— Start The records —

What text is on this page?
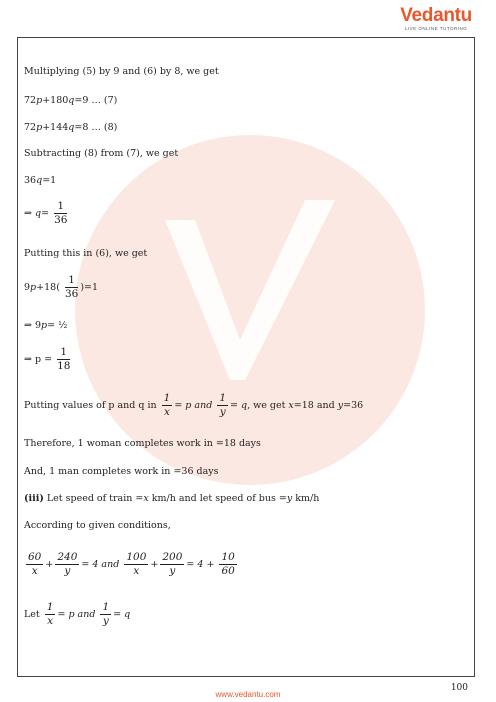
Vedantu
LIVE ONLINE TUTORING
Multiplying (5) by 9 and (6) by 8, we get
72p+180q=9 … (7)
72p+144q=8 … (8)
Subtracting (8) from (7), we get
36q=1
⇒ $q= \frac{1}{36}$
Putting this in (6), we get
$9p+18( \frac{1}{36} )=1$
⇒ 9p= ½
⇒ $p = \frac{1}{18}$
Putting values of p and q in $\frac{1}{x} = p$ and $\frac{1}{y} = q$, we get x=18 and y=36
Therefore, 1 woman completes work in =18 days
And, 1 man completes work in =36 days
(iii) Let speed of train =x km/h and let speed of bus =y km/h
According to given conditions,
$\frac{60}{x} + \frac{240}{y} = 4$ and $\frac{100}{x} + \frac{200}{y} = 4 + \frac{10}{60}$
Let $\frac{1}{x} = p$ and $\frac{1}{y} = q$
100
www.vedantu.com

— End The records —

=== Requirements ===
Identify the lines above with the word "work". Copy them.

=== Written solution ===
Therefore, 1 woman completes work in =18 days
And, 1 man completes work in =36 days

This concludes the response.